___ Given entries ___

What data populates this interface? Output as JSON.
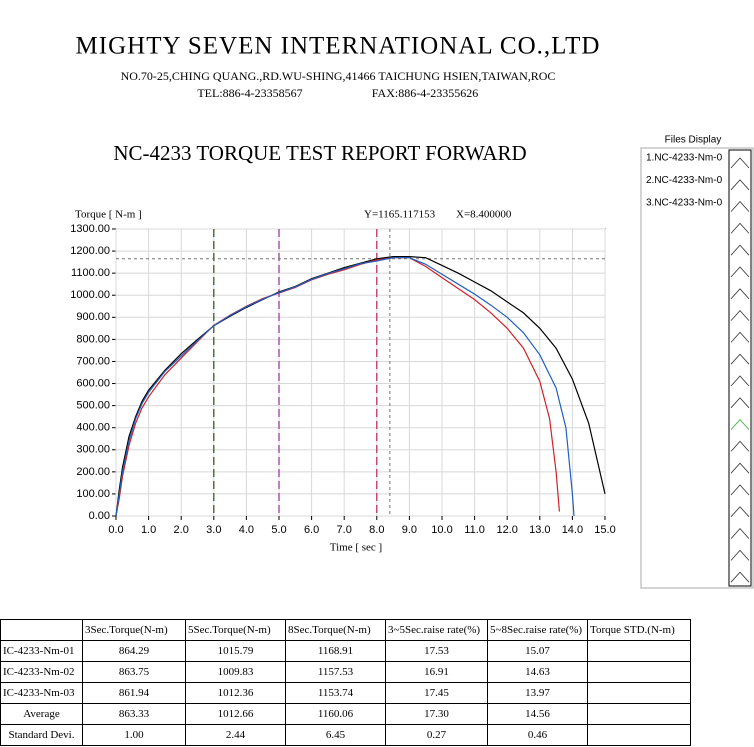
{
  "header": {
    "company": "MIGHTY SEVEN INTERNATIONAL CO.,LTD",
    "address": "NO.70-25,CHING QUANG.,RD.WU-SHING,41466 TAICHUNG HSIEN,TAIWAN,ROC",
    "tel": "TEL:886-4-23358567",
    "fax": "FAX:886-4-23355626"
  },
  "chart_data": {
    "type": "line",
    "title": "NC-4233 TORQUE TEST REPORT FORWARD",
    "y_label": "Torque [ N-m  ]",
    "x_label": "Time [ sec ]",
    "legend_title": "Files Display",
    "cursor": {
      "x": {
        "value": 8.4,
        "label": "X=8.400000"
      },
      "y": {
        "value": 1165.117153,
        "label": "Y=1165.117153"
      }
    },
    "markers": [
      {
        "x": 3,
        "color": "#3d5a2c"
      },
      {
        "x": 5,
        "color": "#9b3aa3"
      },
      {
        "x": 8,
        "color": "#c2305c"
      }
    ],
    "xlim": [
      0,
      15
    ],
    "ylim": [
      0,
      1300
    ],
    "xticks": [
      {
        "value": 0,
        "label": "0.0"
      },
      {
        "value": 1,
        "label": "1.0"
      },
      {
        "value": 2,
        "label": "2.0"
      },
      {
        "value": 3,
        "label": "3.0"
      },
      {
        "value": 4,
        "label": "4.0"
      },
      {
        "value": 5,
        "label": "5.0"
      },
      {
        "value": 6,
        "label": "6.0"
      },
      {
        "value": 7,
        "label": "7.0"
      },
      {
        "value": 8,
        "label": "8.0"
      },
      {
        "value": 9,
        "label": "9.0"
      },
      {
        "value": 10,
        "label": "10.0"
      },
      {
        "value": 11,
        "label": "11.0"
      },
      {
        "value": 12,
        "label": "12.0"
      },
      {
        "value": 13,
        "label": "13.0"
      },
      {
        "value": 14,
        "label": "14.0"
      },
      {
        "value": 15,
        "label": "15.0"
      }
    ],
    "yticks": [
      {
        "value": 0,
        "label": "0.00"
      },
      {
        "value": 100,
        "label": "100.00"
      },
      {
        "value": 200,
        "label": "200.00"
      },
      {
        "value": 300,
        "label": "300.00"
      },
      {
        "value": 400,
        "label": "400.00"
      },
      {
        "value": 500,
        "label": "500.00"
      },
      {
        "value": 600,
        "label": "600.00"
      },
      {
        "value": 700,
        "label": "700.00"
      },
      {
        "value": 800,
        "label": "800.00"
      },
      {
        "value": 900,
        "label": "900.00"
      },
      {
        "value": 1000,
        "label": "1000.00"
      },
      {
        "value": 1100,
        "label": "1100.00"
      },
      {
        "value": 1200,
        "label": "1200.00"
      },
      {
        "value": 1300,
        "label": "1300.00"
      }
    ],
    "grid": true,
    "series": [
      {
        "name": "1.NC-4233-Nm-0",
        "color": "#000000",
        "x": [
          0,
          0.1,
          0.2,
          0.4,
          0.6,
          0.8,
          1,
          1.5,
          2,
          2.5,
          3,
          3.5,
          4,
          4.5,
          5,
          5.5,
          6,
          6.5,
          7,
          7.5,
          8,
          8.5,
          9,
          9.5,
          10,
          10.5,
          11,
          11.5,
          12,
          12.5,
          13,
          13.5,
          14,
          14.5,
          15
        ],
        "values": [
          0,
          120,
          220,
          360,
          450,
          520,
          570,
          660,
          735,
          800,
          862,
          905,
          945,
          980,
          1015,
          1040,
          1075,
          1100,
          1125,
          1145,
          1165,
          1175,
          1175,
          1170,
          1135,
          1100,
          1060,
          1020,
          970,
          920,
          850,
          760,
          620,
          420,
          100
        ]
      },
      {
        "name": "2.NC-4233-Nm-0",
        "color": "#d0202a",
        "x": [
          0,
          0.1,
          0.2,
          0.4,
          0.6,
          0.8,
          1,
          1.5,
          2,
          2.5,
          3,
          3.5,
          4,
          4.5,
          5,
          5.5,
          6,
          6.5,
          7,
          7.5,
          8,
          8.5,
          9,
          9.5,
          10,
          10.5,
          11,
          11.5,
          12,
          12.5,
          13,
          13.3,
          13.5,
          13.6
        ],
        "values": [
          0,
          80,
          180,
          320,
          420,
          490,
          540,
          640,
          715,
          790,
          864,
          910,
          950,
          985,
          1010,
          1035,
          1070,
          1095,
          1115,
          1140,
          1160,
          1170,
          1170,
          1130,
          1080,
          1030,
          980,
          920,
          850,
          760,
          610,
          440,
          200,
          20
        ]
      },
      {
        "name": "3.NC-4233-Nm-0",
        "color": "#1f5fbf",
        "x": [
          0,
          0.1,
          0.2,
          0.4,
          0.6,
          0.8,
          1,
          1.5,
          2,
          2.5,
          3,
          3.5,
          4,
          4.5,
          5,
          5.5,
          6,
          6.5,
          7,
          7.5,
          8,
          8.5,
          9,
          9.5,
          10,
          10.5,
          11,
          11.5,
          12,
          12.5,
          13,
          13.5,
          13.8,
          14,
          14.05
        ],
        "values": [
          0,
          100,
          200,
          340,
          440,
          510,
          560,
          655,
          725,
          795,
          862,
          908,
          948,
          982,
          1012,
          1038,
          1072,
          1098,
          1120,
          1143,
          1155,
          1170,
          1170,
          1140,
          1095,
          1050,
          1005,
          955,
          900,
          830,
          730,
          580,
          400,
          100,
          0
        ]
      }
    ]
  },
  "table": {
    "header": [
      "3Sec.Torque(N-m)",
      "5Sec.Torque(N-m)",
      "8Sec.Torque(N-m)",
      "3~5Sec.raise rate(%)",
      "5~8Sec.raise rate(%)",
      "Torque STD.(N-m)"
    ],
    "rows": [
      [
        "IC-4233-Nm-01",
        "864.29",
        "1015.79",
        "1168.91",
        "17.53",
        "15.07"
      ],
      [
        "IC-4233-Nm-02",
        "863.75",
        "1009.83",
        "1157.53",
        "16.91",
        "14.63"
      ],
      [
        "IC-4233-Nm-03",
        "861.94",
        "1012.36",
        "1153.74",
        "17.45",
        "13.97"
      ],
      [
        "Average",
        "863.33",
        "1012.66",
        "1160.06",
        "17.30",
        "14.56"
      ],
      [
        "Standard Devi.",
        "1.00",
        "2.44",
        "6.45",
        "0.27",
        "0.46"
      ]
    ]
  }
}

___
___ Given entries ___

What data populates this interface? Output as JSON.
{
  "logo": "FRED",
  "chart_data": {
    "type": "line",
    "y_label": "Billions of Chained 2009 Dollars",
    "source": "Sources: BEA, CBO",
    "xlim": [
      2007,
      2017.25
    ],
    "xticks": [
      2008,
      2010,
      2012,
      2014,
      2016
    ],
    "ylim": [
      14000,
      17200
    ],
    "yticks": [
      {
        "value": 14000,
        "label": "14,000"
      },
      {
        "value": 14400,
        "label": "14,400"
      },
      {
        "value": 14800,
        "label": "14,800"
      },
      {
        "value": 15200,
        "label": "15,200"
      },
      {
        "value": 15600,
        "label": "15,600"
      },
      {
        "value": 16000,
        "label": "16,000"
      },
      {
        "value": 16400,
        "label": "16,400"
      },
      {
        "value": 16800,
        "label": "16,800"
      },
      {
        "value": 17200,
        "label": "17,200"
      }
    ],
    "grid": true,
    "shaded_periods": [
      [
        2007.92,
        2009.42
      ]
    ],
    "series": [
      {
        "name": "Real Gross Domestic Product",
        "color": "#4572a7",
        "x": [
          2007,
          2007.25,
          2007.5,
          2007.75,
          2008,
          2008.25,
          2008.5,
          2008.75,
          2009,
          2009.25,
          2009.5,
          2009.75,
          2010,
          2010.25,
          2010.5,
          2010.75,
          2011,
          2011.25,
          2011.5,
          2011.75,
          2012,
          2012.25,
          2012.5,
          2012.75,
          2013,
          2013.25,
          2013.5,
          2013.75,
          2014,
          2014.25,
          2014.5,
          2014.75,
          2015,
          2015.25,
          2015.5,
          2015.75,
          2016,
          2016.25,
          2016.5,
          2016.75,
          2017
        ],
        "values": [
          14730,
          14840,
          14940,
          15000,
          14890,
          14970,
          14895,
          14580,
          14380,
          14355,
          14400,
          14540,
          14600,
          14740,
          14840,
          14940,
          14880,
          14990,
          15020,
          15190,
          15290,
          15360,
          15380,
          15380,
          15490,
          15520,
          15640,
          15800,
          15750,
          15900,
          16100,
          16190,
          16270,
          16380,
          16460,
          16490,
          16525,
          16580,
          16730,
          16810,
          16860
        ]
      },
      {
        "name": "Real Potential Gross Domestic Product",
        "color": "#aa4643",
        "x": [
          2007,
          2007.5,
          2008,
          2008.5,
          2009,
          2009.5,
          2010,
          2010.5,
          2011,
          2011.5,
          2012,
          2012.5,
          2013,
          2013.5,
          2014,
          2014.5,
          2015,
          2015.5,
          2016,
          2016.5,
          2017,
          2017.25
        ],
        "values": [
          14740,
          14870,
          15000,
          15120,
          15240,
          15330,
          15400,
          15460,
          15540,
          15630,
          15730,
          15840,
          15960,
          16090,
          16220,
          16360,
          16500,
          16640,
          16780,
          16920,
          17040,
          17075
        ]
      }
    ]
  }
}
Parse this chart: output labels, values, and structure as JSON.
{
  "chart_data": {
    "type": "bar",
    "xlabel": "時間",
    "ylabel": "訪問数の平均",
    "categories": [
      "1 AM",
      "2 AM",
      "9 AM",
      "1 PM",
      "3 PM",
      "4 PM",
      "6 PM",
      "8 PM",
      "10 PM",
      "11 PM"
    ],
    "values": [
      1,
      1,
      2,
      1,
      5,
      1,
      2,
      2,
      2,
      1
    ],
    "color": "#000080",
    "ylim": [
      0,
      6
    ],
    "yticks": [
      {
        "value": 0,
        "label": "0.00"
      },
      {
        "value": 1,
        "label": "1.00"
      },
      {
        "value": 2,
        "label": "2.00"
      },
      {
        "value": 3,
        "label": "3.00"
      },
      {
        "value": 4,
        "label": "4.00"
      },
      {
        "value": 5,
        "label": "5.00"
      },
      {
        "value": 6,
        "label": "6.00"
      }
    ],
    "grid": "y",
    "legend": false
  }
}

___
___ Given entries ___

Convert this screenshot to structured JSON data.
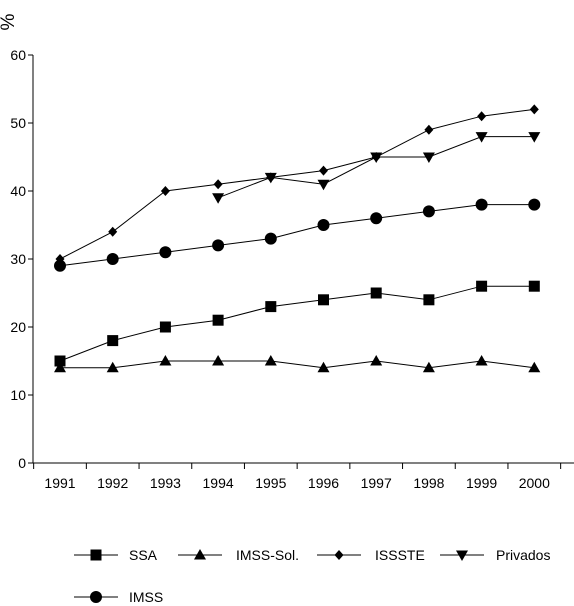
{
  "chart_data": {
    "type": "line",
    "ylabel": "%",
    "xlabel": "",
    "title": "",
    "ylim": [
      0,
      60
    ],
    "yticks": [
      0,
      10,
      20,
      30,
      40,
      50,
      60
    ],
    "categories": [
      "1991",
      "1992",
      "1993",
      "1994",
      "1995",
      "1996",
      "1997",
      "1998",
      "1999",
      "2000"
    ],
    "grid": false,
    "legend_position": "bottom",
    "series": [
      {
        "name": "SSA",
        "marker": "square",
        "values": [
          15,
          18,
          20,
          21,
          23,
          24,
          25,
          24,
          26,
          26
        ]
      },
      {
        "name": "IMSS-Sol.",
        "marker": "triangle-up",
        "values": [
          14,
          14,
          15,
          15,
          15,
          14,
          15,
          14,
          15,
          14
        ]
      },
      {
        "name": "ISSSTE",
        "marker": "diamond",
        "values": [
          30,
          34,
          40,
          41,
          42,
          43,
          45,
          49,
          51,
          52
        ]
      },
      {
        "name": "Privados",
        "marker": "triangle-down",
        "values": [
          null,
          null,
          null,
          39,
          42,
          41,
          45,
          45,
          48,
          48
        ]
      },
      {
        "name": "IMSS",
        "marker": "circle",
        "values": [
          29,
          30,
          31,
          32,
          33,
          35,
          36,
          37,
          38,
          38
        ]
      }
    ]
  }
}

___

• Exercise aim
Whichever lines contain the string "name", select and copy them.

• The response
        "name": "1.NC-4233-Nm-0",
        "name": "2.NC-4233-Nm-0",
        "name": "3.NC-4233-Nm-0",
        "name": "Real Gross Domestic Product",
        "name": "Real Potential Gross Domestic Product",
        "name": "SSA",
        "name": "IMSS-Sol.",
        "name": "ISSSTE",
        "name": "Privados",
        "name": "IMSS",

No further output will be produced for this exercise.